• **Records provided**
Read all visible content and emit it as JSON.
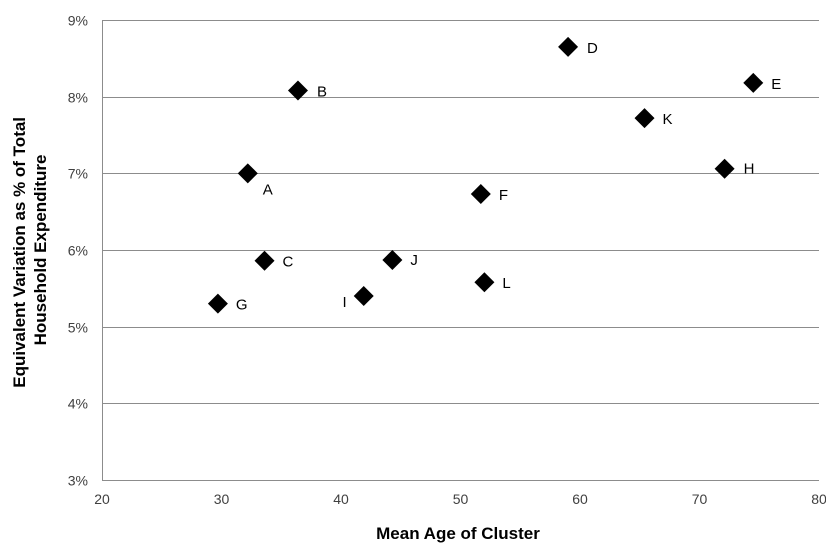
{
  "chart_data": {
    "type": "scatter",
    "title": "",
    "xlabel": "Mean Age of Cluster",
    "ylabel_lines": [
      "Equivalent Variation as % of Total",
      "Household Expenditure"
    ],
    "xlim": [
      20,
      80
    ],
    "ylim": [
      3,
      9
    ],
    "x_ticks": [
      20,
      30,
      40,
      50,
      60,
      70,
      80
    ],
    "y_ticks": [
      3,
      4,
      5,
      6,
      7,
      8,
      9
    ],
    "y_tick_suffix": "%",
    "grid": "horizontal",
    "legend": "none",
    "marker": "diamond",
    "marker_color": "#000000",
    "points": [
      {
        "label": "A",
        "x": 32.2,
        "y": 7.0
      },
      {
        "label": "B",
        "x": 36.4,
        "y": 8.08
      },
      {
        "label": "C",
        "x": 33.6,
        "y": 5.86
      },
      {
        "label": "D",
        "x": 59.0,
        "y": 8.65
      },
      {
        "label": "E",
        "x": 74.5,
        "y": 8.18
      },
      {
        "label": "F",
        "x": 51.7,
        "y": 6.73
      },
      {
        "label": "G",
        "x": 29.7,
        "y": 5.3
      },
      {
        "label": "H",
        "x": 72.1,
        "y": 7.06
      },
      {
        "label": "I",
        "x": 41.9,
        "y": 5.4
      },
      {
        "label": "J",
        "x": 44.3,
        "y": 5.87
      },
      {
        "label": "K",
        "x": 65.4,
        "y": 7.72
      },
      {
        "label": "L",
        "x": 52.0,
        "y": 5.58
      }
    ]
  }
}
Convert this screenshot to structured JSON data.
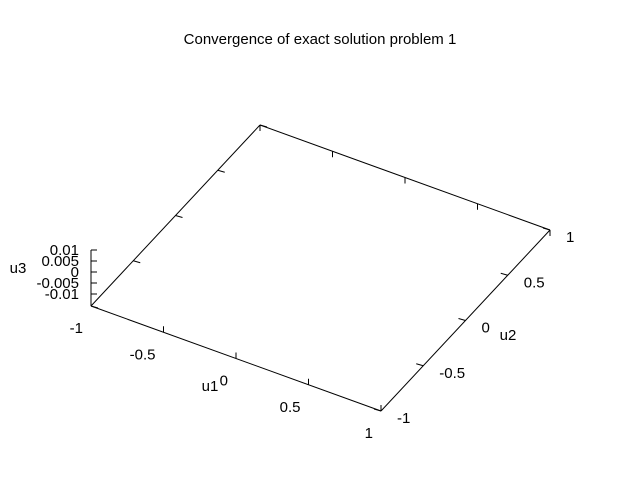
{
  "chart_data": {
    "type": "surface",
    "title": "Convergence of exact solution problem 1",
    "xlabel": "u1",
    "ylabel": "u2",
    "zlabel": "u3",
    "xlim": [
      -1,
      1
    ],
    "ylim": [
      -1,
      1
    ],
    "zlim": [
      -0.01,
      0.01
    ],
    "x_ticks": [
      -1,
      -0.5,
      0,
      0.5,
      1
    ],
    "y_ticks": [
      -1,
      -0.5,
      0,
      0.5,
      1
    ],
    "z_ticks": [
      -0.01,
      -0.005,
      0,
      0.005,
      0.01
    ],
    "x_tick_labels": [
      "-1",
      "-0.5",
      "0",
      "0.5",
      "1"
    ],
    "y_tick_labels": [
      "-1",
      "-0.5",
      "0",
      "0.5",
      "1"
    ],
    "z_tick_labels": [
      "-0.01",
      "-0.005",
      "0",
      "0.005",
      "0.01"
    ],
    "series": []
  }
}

• **Job**
All of the material above needs to be restated exactly, with no pictures.

• **Output for this task**
Read all visible content and emit it as JSON.
{
  "chart_data": {
    "type": "scatter",
    "title": "",
    "xlabel": "Mean Age of Cluster",
    "ylabel_lines": [
      "Equivalent Variation as % of Total",
      "Household Expenditure"
    ],
    "xlim": [
      20,
      80
    ],
    "ylim": [
      3,
      9
    ],
    "x_ticks": [
      20,
      30,
      40,
      50,
      60,
      70,
      80
    ],
    "y_ticks": [
      3,
      4,
      5,
      6,
      7,
      8,
      9
    ],
    "y_tick_suffix": "%",
    "grid": "horizontal",
    "legend": "none",
    "marker": "diamond",
    "marker_color": "#000000",
    "points": [
      {
        "label": "A",
        "x": 32.2,
        "y": 7.0
      },
      {
        "label": "B",
        "x": 36.4,
        "y": 8.08
      },
      {
        "label": "C",
        "x": 33.6,
        "y": 5.86
      },
      {
        "label": "D",
        "x": 59.0,
        "y": 8.65
      },
      {
        "label": "E",
        "x": 74.5,
        "y": 8.18
      },
      {
        "label": "F",
        "x": 51.7,
        "y": 6.73
      },
      {
        "label": "G",
        "x": 29.7,
        "y": 5.3
      },
      {
        "label": "H",
        "x": 72.1,
        "y": 7.06
      },
      {
        "label": "I",
        "x": 41.9,
        "y": 5.4
      },
      {
        "label": "J",
        "x": 44.3,
        "y": 5.87
      },
      {
        "label": "K",
        "x": 65.4,
        "y": 7.72
      },
      {
        "label": "L",
        "x": 52.0,
        "y": 5.58
      }
    ]
  }
}
Convert this screenshot to structured JSON data.
{
  "chart_data": {
    "type": "surface",
    "title": "Convergence of exact solution problem 1",
    "xlabel": "u1",
    "ylabel": "u2",
    "zlabel": "u3",
    "xlim": [
      -1,
      1
    ],
    "ylim": [
      -1,
      1
    ],
    "zlim": [
      -0.01,
      0.01
    ],
    "x_ticks": [
      -1,
      -0.5,
      0,
      0.5,
      1
    ],
    "y_ticks": [
      -1,
      -0.5,
      0,
      0.5,
      1
    ],
    "z_ticks": [
      -0.01,
      -0.005,
      0,
      0.005,
      0.01
    ],
    "x_tick_labels": [
      "-1",
      "-0.5",
      "0",
      "0.5",
      "1"
    ],
    "y_tick_labels": [
      "-1",
      "-0.5",
      "0",
      "0.5",
      "1"
    ],
    "z_tick_labels": [
      "-0.01",
      "-0.005",
      "0",
      "0.005",
      "0.01"
    ],
    "series": []
  }
}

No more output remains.